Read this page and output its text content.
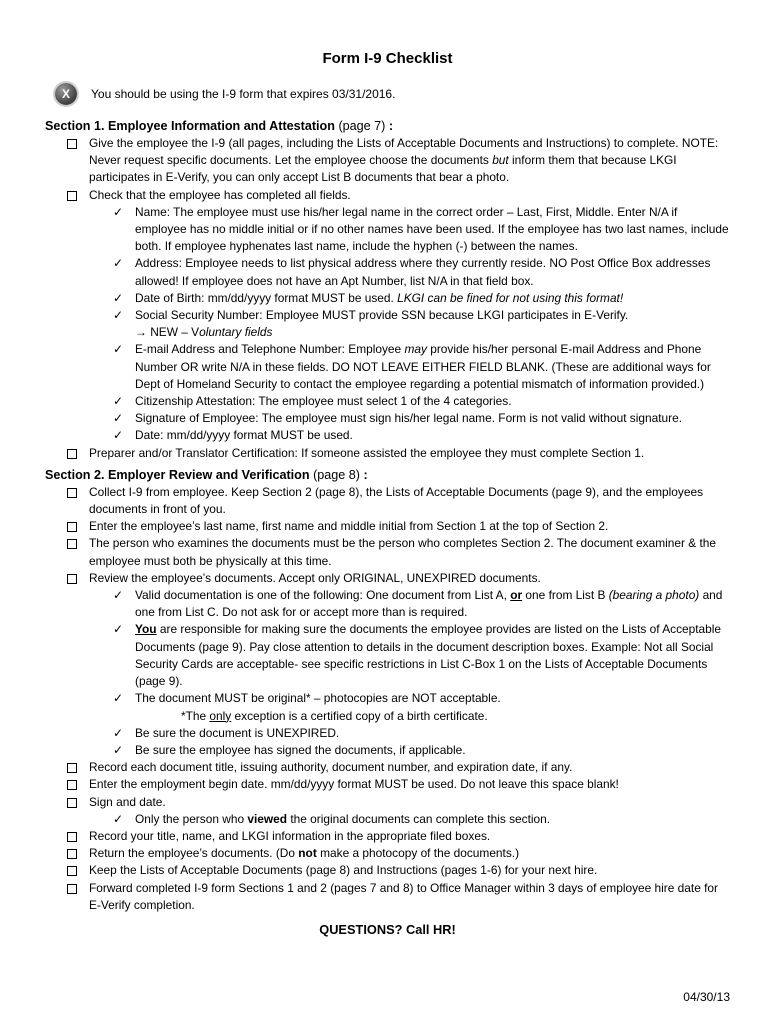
Form I-9 Checklist
X	You should be using the I-9 form that expires 03/31/2016.
Section 1. Employee Information and Attestation (page 7) :
Give the employee the I-9 (all pages, including the Lists of Acceptable Documents and Instructions) to complete. NOTE: Never request specific documents. Let the employee choose the documents but inform them that because LKGI participates in E-Verify, you can only accept List B documents that bear a photo.
Check that the employee has completed all fields.
✓ Name: The employee must use his/her legal name in the correct order – Last, First, Middle. Enter N/A if employee has no middle initial or if no other names have been used. If the employee has two last names, include both. If employee hyphenates last name, include the hyphen (-) between the names.
✓ Address: Employee needs to list physical address where they currently reside. NO Post Office Box addresses allowed! If employee does not have an Apt Number, list N/A in that field box.
✓ Date of Birth: mm/dd/yyyy format MUST be used. LKGI can be fined for not using this format!
✓ Social Security Number: Employee MUST provide SSN because LKGI participates in E-Verify.
→ NEW – Voluntary fields
✓ E-mail Address and Telephone Number: Employee may provide his/her personal E-mail Address and Phone Number OR write N/A in these fields. DO NOT LEAVE EITHER FIELD BLANK. (These are additional ways for Dept of Homeland Security to contact the employee regarding a potential mismatch of information provided.)
✓ Citizenship Attestation: The employee must select 1 of the 4 categories.
✓ Signature of Employee: The employee must sign his/her legal name. Form is not valid without signature.
✓ Date: mm/dd/yyyy format MUST be used.
Preparer and/or Translator Certification: If someone assisted the employee they must complete Section 1.
Section 2. Employer Review and Verification (page 8) :
Collect I-9 from employee. Keep Section 2 (page 8), the Lists of Acceptable Documents (page 9), and the employees documents in front of you.
Enter the employee’s last name, first name and middle initial from Section 1 at the top of Section 2.
The person who examines the documents must be the person who completes Section 2. The document examiner & the employee must both be physically at this time.
Review the employee’s documents. Accept only ORIGINAL, UNEXPIRED documents.
✓ Valid documentation is one of the following: One document from List A, or one from List B (bearing a photo) and one from List C. Do not ask for or accept more than is required.
✓ You are responsible for making sure the documents the employee provides are listed on the Lists of Acceptable Documents (page 9). Pay close attention to details in the document description boxes. Example: Not all Social Security Cards are acceptable- see specific restrictions in List C-Box 1 on the Lists of Acceptable Documents (page 9).
✓ The document MUST be original* – photocopies are NOT acceptable.
*The only exception is a certified copy of a birth certificate.
✓ Be sure the document is UNEXPIRED.
✓ Be sure the employee has signed the documents, if applicable.
Record each document title, issuing authority, document number, and expiration date, if any.
Enter the employment begin date. mm/dd/yyyy format MUST be used. Do not leave this space blank!
Sign and date.
✓ Only the person who viewed the original documents can complete this section.
Record your title, name, and LKGI information in the appropriate filed boxes.
Return the employee’s documents. (Do not make a photocopy of the documents.)
Keep the Lists of Acceptable Documents (page 8) and Instructions (pages 1-6) for your next hire.
Forward completed I-9 form Sections 1 and 2 (pages 7 and 8) to Office Manager within 3 days of employee hire date for E-Verify completion.
QUESTIONS? Call HR!
04/30/13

--------------------

| WORK REQUIRED |
Repeat verbatim all the material, but not the pictures.

| SOLUTION BELOW |
Read this page and output its text content.
Form I-9 Checklist
X	You should be using the I-9 form that expires 03/31/2016.
Section 1. Employee Information and Attestation (page 7) :
Give the employee the I-9 (all pages, including the Lists of Acceptable Documents and Instructions) to complete. NOTE: Never request specific documents. Let the employee choose the documents but inform them that because LKGI participates in E-Verify, you can only accept List B documents that bear a photo.
Check that the employee has completed all fields.
✓ Name: The employee must use his/her legal name in the correct order – Last, First, Middle. Enter N/A if employee has no middle initial or if no other names have been used. If the employee has two last names, include both. If employee hyphenates last name, include the hyphen (-) between the names.
✓ Address: Employee needs to list physical address where they currently reside. NO Post Office Box addresses allowed! If employee does not have an Apt Number, list N/A in that field box.
✓ Date of Birth: mm/dd/yyyy format MUST be used. LKGI can be fined for not using this format!
✓ Social Security Number: Employee MUST provide SSN because LKGI participates in E-Verify.
→ NEW – Voluntary fields
✓ E-mail Address and Telephone Number: Employee may provide his/her personal E-mail Address and Phone Number OR write N/A in these fields. DO NOT LEAVE EITHER FIELD BLANK. (These are additional ways for Dept of Homeland Security to contact the employee regarding a potential mismatch of information provided.)
✓ Citizenship Attestation: The employee must select 1 of the 4 categories.
✓ Signature of Employee: The employee must sign his/her legal name. Form is not valid without signature.
✓ Date: mm/dd/yyyy format MUST be used.
Preparer and/or Translator Certification: If someone assisted the employee they must complete Section 1.
Section 2. Employer Review and Verification (page 8) :
Collect I-9 from employee. Keep Section 2 (page 8), the Lists of Acceptable Documents (page 9), and the employees documents in front of you.
Enter the employee’s last name, first name and middle initial from Section 1 at the top of Section 2.
The person who examines the documents must be the person who completes Section 2. The document examiner & the employee must both be physically at this time.
Review the employee’s documents. Accept only ORIGINAL, UNEXPIRED documents.
✓ Valid documentation is one of the following: One document from List A, or one from List B (bearing a photo) and one from List C. Do not ask for or accept more than is required.
✓ You are responsible for making sure the documents the employee provides are listed on the Lists of Acceptable Documents (page 9). Pay close attention to details in the document description boxes. Example: Not all Social Security Cards are acceptable- see specific restrictions in List C-Box 1 on the Lists of Acceptable Documents (page 9).
✓ The document MUST be original* – photocopies are NOT acceptable.
*The only exception is a certified copy of a birth certificate.
✓ Be sure the document is UNEXPIRED.
✓ Be sure the employee has signed the documents, if applicable.
Record each document title, issuing authority, document number, and expiration date, if any.
Enter the employment begin date. mm/dd/yyyy format MUST be used. Do not leave this space blank!
Sign and date.
✓ Only the person who viewed the original documents can complete this section.
Record your title, name, and LKGI information in the appropriate filed boxes.
Return the employee’s documents. (Do not make a photocopy of the documents.)
Keep the Lists of Acceptable Documents (page 8) and Instructions (pages 1-6) for your next hire.
Forward completed I-9 form Sections 1 and 2 (pages 7 and 8) to Office Manager within 3 days of employee hire date for E-Verify completion.
QUESTIONS? Call HR!
04/30/13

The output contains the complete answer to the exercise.